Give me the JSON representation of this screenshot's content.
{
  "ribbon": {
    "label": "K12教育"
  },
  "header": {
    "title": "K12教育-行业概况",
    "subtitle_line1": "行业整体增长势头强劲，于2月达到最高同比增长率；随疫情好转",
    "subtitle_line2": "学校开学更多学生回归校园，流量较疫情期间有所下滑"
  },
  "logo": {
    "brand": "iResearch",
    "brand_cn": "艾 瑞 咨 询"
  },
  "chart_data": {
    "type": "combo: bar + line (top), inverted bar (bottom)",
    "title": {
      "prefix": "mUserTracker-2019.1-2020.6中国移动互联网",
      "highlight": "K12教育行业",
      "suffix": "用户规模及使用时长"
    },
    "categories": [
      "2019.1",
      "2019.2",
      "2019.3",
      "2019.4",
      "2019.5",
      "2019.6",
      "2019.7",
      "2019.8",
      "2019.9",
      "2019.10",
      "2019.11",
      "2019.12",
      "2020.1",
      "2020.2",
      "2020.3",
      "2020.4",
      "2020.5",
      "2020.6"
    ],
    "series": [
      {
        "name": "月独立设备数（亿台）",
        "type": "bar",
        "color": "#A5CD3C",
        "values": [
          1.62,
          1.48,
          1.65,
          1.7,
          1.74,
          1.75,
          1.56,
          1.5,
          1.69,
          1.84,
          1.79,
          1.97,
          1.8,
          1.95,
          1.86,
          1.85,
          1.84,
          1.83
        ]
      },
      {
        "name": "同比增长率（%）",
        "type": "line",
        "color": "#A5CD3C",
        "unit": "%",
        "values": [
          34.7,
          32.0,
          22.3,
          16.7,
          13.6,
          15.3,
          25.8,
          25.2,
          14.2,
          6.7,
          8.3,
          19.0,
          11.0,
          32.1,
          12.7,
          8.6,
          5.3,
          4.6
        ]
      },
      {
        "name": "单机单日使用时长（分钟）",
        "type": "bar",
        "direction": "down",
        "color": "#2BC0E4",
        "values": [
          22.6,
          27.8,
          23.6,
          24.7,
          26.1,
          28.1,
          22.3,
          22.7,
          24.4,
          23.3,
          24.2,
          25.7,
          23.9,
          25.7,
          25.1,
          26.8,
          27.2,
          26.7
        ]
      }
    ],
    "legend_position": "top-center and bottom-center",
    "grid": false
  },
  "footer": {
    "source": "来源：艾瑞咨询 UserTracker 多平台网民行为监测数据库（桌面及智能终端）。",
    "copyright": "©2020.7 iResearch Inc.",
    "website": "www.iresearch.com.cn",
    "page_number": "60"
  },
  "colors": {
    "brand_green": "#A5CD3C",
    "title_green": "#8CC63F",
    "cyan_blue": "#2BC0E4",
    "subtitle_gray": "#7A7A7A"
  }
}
----
§ **Exercise instructions**
Each line of the listing should be copied exactly.

§ **Exercise response**
Give me the JSON representation of this screenshot's content.
{
  "ribbon": {
    "label": "K12教育"
  },
  "header": {
    "title": "K12教育-行业概况",
    "subtitle_line1": "行业整体增长势头强劲，于2月达到最高同比增长率；随疫情好转",
    "subtitle_line2": "学校开学更多学生回归校园，流量较疫情期间有所下滑"
  },
  "logo": {
    "brand": "iResearch",
    "brand_cn": "艾 瑞 咨 询"
  },
  "chart_data": {
    "type": "combo: bar + line (top), inverted bar (bottom)",
    "title": {
      "prefix": "mUserTracker-2019.1-2020.6中国移动互联网",
      "highlight": "K12教育行业",
      "suffix": "用户规模及使用时长"
    },
    "categories": [
      "2019.1",
      "2019.2",
      "2019.3",
      "2019.4",
      "2019.5",
      "2019.6",
      "2019.7",
      "2019.8",
      "2019.9",
      "2019.10",
      "2019.11",
      "2019.12",
      "2020.1",
      "2020.2",
      "2020.3",
      "2020.4",
      "2020.5",
      "2020.6"
    ],
    "series": [
      {
        "name": "月独立设备数（亿台）",
        "type": "bar",
        "color": "#A5CD3C",
        "values": [
          1.62,
          1.48,
          1.65,
          1.7,
          1.74,
          1.75,
          1.56,
          1.5,
          1.69,
          1.84,
          1.79,
          1.97,
          1.8,
          1.95,
          1.86,
          1.85,
          1.84,
          1.83
        ]
      },
      {
        "name": "同比增长率（%）",
        "type": "line",
        "color": "#A5CD3C",
        "unit": "%",
        "values": [
          34.7,
          32.0,
          22.3,
          16.7,
          13.6,
          15.3,
          25.8,
          25.2,
          14.2,
          6.7,
          8.3,
          19.0,
          11.0,
          32.1,
          12.7,
          8.6,
          5.3,
          4.6
        ]
      },
      {
        "name": "单机单日使用时长（分钟）",
        "type": "bar",
        "direction": "down",
        "color": "#2BC0E4",
        "values": [
          22.6,
          27.8,
          23.6,
          24.7,
          26.1,
          28.1,
          22.3,
          22.7,
          24.4,
          23.3,
          24.2,
          25.7,
          23.9,
          25.7,
          25.1,
          26.8,
          27.2,
          26.7
        ]
      }
    ],
    "legend_position": "top-center and bottom-center",
    "grid": false
  },
  "footer": {
    "source": "来源：艾瑞咨询 UserTracker 多平台网民行为监测数据库（桌面及智能终端）。",
    "copyright": "©2020.7 iResearch Inc.",
    "website": "www.iresearch.com.cn",
    "page_number": "60"
  },
  "colors": {
    "brand_green": "#A5CD3C",
    "title_green": "#8CC63F",
    "cyan_blue": "#2BC0E4",
    "subtitle_gray": "#7A7A7A"
  }
}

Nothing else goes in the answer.